Provided data
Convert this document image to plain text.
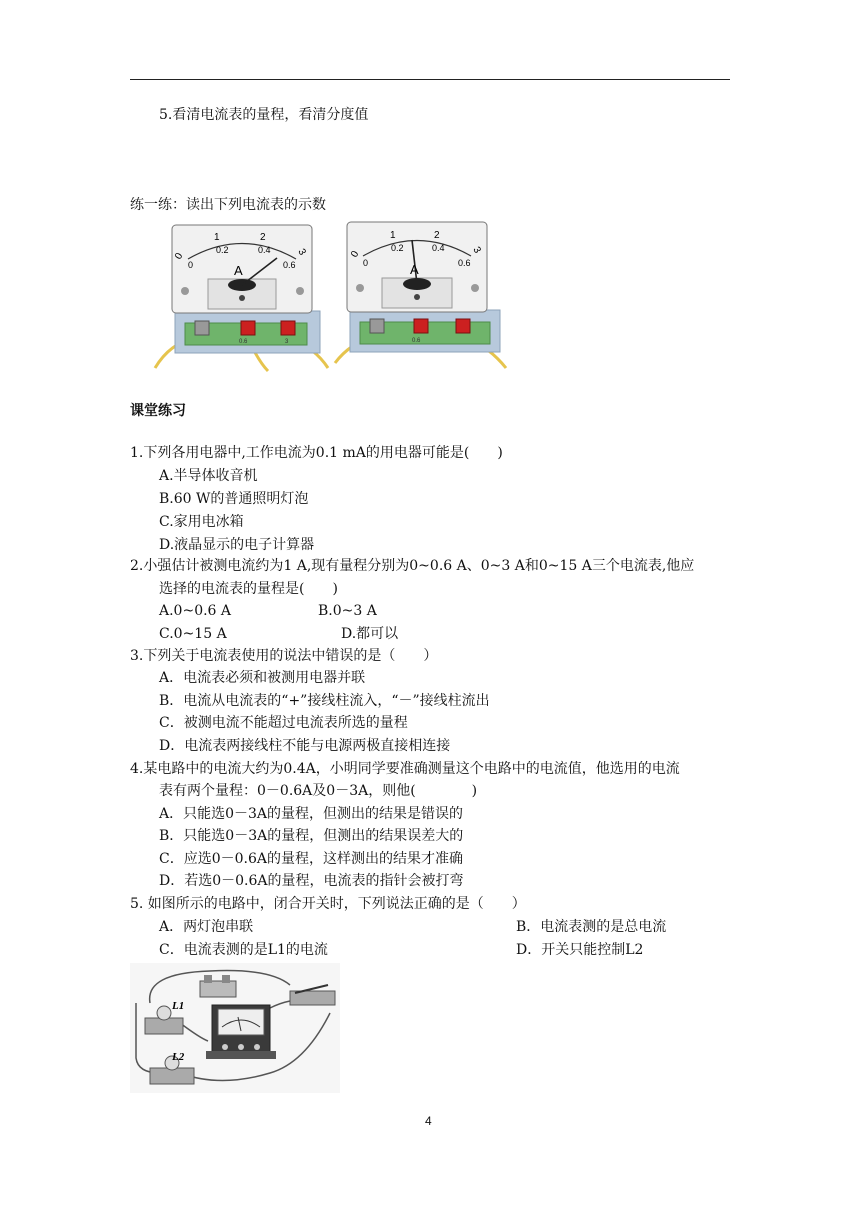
5.看清电流表的量程，看清分度值
练一练：读出下列电流表的示数
0
1	2
3
0
0.2	0.4
0.6
A
0.6	3
0
1	2
3
0
0.2	0.4
0.6
A
0.6
课堂练习
1.下列各用电器中,工作电流为0.1 mA的用电器可能是(　　)
A.半导体收音机
B.60 W的普通照明灯泡
C.家用电冰箱
D.液晶显示的电子计算器
2.小强估计被测电流约为1 A,现有量程分别为0~0.6 A、0~3 A和0~15 A三个电流表,他应
选择的电流表的量程是(　　)
A.0~0.6 A	B.0~3 A
C.0~15 A	D.都可以
3.下列关于电流表使用的说法中错误的是（　　）
A．电流表必须和被测用电器并联
B．电流从电流表的“+”接线柱流入，“－”接线柱流出
C．被测电流不能超过电流表所选的量程
D．电流表两接线柱不能与电源两极直接相连接
4.某电路中的电流大约为0.4A，小明同学要准确测量这个电路中的电流值，他选用的电流
表有两个量程：0－0.6A及0－3A，则他(　　　　)
A．只能选0－3A的量程，但测出的结果是错误的
B．只能选0－3A的量程，但测出的结果误差大的
C．应选0－0.6A的量程，这样测出的结果才准确
D．若选0－0.6A的量程，电流表的指针会被打弯
5. 如图所示的电路中，闭合开关时，下列说法正确的是（　　）
A．两灯泡串联	B．电流表测的是总电流
C．电流表测的是L1的电流	D．开关只能控制L2
L1
L2
4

Request
Leave out the pictures and copy everything else in the records word for word.

Answer for this exercise
Convert this document image to plain text.
5.看清电流表的量程，看清分度值
练一练：读出下列电流表的示数
0
1	2
3
0
0.2	0.4
0.6
A
0.6	3
0
1	2
3
0
0.2	0.4
0.6
A
0.6
课堂练习
1.下列各用电器中,工作电流为0.1 mA的用电器可能是(　　)
A.半导体收音机
B.60 W的普通照明灯泡
C.家用电冰箱
D.液晶显示的电子计算器
2.小强估计被测电流约为1 A,现有量程分别为0~0.6 A、0~3 A和0~15 A三个电流表,他应
选择的电流表的量程是(　　)
A.0~0.6 A	B.0~3 A
C.0~15 A	D.都可以
3.下列关于电流表使用的说法中错误的是（　　）
A．电流表必须和被测用电器并联
B．电流从电流表的“+”接线柱流入，“－”接线柱流出
C．被测电流不能超过电流表所选的量程
D．电流表两接线柱不能与电源两极直接相连接
4.某电路中的电流大约为0.4A，小明同学要准确测量这个电路中的电流值，他选用的电流
表有两个量程：0－0.6A及0－3A，则他(　　　　)
A．只能选0－3A的量程，但测出的结果是错误的
B．只能选0－3A的量程，但测出的结果误差大的
C．应选0－0.6A的量程，这样测出的结果才准确
D．若选0－0.6A的量程，电流表的指针会被打弯
5. 如图所示的电路中，闭合开关时，下列说法正确的是（　　）
A．两灯泡串联	B．电流表测的是总电流
C．电流表测的是L1的电流	D．开关只能控制L2
L1
L2
4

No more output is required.